Exercise prompt ▸ Wherever a line below holds the word "icon", copy that line.
───── Data for this exercise
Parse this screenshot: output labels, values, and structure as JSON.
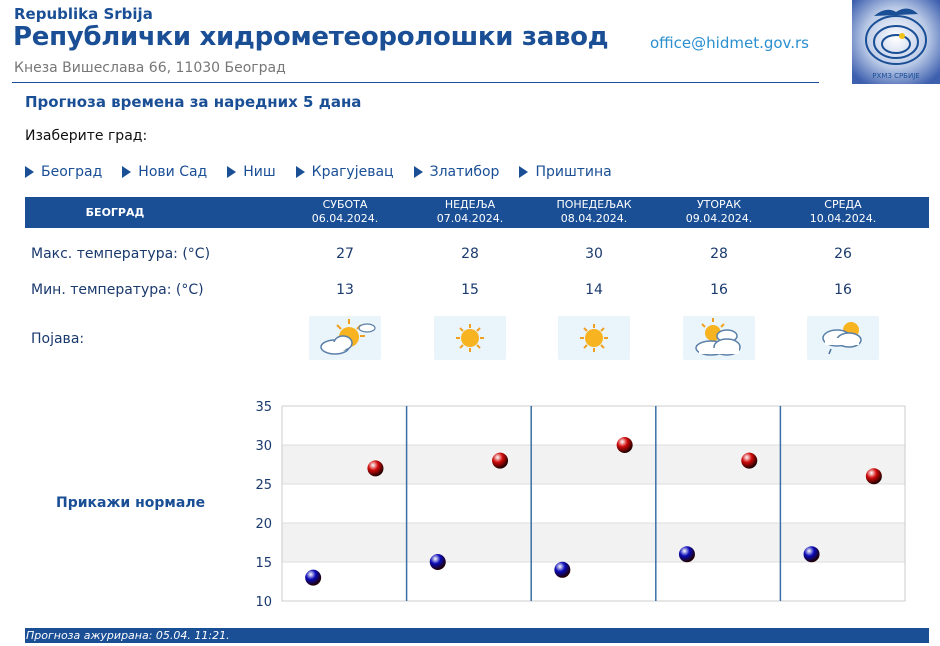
{
  "header": {
    "org_small": "Republika Srbija",
    "org_name": "Републички хидрометеоролошки завод",
    "address": "Кнеза Вишеслава 66, 11030 Београд",
    "email": "office@hidmet.gov.rs",
    "logo_text": "РХМЗ СРБИЈЕ"
  },
  "page_title": "Прогноза времена за наредних 5 дана",
  "choose_city_label": "Изаберите град:",
  "cities": [
    "Београд",
    "Нови Сад",
    "Ниш",
    "Крагујевац",
    "Златибор",
    "Приштина"
  ],
  "forecast": {
    "city": "БЕОГРАД",
    "days": [
      {
        "name": "СУБОТА",
        "date": "06.04.2024.",
        "max": "27",
        "min": "13",
        "icon": "sun-cloud-icon"
      },
      {
        "name": "НЕДЕЉА",
        "date": "07.04.2024.",
        "max": "28",
        "min": "15",
        "icon": "sun-icon"
      },
      {
        "name": "ПОНЕДЕЉАК",
        "date": "08.04.2024.",
        "max": "30",
        "min": "14",
        "icon": "sun-icon"
      },
      {
        "name": "УТОРАК",
        "date": "09.04.2024.",
        "max": "28",
        "min": "16",
        "icon": "sun-behind-clouds-icon"
      },
      {
        "name": "СРЕДА",
        "date": "10.04.2024.",
        "max": "26",
        "min": "16",
        "icon": "sun-cloud-drizzle-icon"
      }
    ],
    "labels": {
      "max": "Макс. температура: (°C)",
      "min": "Мин. температура: (°C)",
      "phenomenon": "Појава:"
    }
  },
  "show_normals_label": "Прикажи нормале",
  "chart_data": {
    "type": "scatter",
    "x": [
      "06.04.2024.",
      "07.04.2024.",
      "08.04.2024.",
      "09.04.2024.",
      "10.04.2024."
    ],
    "ylim": [
      10,
      35
    ],
    "yticks": [
      10,
      15,
      20,
      25,
      30,
      35
    ],
    "series": [
      {
        "values": [
          27,
          28,
          30,
          28,
          26
        ],
        "color": "#d10a0a"
      },
      {
        "values": [
          13,
          15,
          14,
          16,
          16
        ],
        "color": "#0a0ab8"
      }
    ],
    "band_color": "#f2f2f2",
    "divider_color": "#3a6fa8",
    "grid": true
  },
  "footer": "Прогноза ажурирана:  05.04. 11:21."
}
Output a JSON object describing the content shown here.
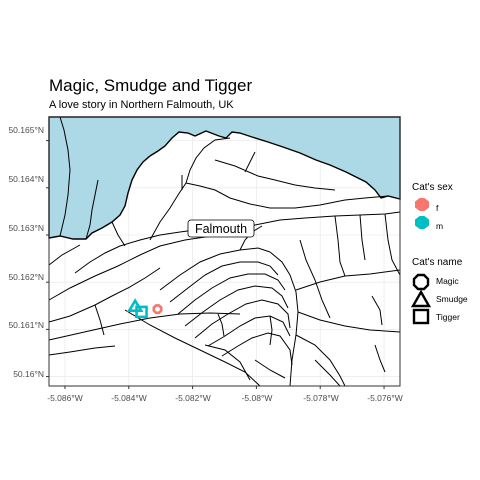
{
  "title": "Magic, Smudge and Tigger",
  "subtitle": "A love story in Northern Falmouth, UK",
  "map_label": "Falmouth",
  "y_ticks": [
    "50.165°N",
    "50.164°N",
    "50.163°N",
    "50.162°N",
    "50.161°N",
    "50.16°N"
  ],
  "x_ticks": [
    "-5.086°W",
    "-5.084°W",
    "-5.082°W",
    "-5.08°W",
    "-5.078°W",
    "-5.076°W"
  ],
  "legend_sex": {
    "title": "Cat's sex",
    "items": [
      {
        "label": "f",
        "color": "#F8766D"
      },
      {
        "label": "m",
        "color": "#00BFC4"
      }
    ]
  },
  "legend_name": {
    "title": "Cat's name",
    "items": [
      {
        "label": "Magic",
        "shape": "octagon-icon"
      },
      {
        "label": "Smudge",
        "shape": "triangle-icon"
      },
      {
        "label": "Tigger",
        "shape": "square-icon"
      }
    ]
  },
  "colors": {
    "sea": "#ADD8E6",
    "grid": "#EBEBEB",
    "roads": "#000000",
    "female": "#F8766D",
    "male": "#00BFC4"
  },
  "chart_data": {
    "type": "scatter",
    "xlim": [
      -5.0865,
      -5.0755
    ],
    "ylim": [
      50.1598,
      50.1655
    ],
    "points": [
      {
        "x": -5.0831,
        "y": 50.16143,
        "sex": "f",
        "name": "Magic"
      },
      {
        "x": -5.0838,
        "y": 50.16148,
        "sex": "m",
        "name": "Smudge"
      },
      {
        "x": -5.0836,
        "y": 50.16137,
        "sex": "m",
        "name": "Tigger"
      }
    ]
  }
}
──────────
Answer to this task ▸
        "icon": "sun-cloud-icon"
        "icon": "sun-icon"
        "icon": "sun-icon"
        "icon": "sun-behind-clouds-icon"
        "icon": "sun-cloud-drizzle-icon"
        "shape": "octagon-icon"
        "shape": "triangle-icon"
        "shape": "square-icon"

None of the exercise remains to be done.